# Problem requirements
In the data below, pick out every line that contains the word "fabrication" in any capitalization, and copy each such line in full.

--- Exercise data ---

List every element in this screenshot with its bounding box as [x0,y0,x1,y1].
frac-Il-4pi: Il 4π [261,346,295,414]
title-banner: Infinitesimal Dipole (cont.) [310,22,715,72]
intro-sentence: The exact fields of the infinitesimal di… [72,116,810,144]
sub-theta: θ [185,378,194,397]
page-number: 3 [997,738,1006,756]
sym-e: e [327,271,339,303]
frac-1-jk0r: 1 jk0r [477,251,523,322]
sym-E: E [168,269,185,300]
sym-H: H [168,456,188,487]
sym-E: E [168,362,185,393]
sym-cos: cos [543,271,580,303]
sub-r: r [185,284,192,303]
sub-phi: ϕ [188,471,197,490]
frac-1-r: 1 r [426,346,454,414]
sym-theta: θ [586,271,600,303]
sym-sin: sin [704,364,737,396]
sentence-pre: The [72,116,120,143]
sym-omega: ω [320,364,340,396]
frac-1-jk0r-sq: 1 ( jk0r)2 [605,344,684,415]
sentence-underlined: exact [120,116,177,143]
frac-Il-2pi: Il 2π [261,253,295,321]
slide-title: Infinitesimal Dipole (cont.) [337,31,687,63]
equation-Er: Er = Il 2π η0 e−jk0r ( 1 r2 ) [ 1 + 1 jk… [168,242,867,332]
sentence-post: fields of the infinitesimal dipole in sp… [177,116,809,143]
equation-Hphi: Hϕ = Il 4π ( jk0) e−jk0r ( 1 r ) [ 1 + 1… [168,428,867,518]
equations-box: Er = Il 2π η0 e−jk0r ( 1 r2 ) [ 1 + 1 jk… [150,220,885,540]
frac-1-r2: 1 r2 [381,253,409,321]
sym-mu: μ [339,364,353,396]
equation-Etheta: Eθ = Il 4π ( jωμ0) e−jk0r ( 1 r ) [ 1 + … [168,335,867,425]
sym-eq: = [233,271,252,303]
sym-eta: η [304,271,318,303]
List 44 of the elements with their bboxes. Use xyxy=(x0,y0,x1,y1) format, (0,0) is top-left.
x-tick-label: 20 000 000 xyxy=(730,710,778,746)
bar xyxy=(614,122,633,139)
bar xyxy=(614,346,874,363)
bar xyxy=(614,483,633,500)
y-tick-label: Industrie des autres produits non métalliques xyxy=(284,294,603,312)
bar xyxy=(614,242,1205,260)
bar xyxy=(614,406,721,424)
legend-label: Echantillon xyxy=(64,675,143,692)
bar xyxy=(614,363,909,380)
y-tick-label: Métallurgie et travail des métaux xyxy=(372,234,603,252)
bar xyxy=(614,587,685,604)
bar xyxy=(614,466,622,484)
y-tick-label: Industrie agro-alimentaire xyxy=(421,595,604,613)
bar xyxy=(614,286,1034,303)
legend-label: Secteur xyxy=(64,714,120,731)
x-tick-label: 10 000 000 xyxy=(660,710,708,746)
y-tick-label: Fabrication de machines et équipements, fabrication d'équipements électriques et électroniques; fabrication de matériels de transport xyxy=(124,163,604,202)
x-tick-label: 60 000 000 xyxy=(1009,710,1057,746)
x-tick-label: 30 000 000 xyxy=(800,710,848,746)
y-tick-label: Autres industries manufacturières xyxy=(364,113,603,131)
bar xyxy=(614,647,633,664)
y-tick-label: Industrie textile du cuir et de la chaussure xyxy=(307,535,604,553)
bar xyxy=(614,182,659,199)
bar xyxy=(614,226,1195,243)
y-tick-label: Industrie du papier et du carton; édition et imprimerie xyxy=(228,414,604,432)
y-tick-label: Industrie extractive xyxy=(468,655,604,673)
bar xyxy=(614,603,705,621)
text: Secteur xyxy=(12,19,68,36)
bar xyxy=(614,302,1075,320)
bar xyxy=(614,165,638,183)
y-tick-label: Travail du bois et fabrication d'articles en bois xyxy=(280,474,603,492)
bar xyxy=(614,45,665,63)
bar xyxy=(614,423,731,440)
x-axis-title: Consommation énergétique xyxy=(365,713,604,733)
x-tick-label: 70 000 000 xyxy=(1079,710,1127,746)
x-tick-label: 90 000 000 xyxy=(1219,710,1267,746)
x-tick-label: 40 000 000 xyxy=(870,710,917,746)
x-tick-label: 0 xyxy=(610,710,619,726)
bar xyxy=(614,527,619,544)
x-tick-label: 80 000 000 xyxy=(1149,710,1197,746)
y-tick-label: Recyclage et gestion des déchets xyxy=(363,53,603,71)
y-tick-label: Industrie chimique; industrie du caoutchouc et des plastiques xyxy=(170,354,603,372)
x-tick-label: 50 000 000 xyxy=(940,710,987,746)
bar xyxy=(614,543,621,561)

---

# Response to this task
y-tick-label: Fabrication de machines et équipements, fabrication d'équipements électriques et électroniques; fabrication de matériels de transport xyxy=(124,163,604,202)
y-tick-label: Travail du bois et fabrication d'articles en bois xyxy=(280,474,603,492)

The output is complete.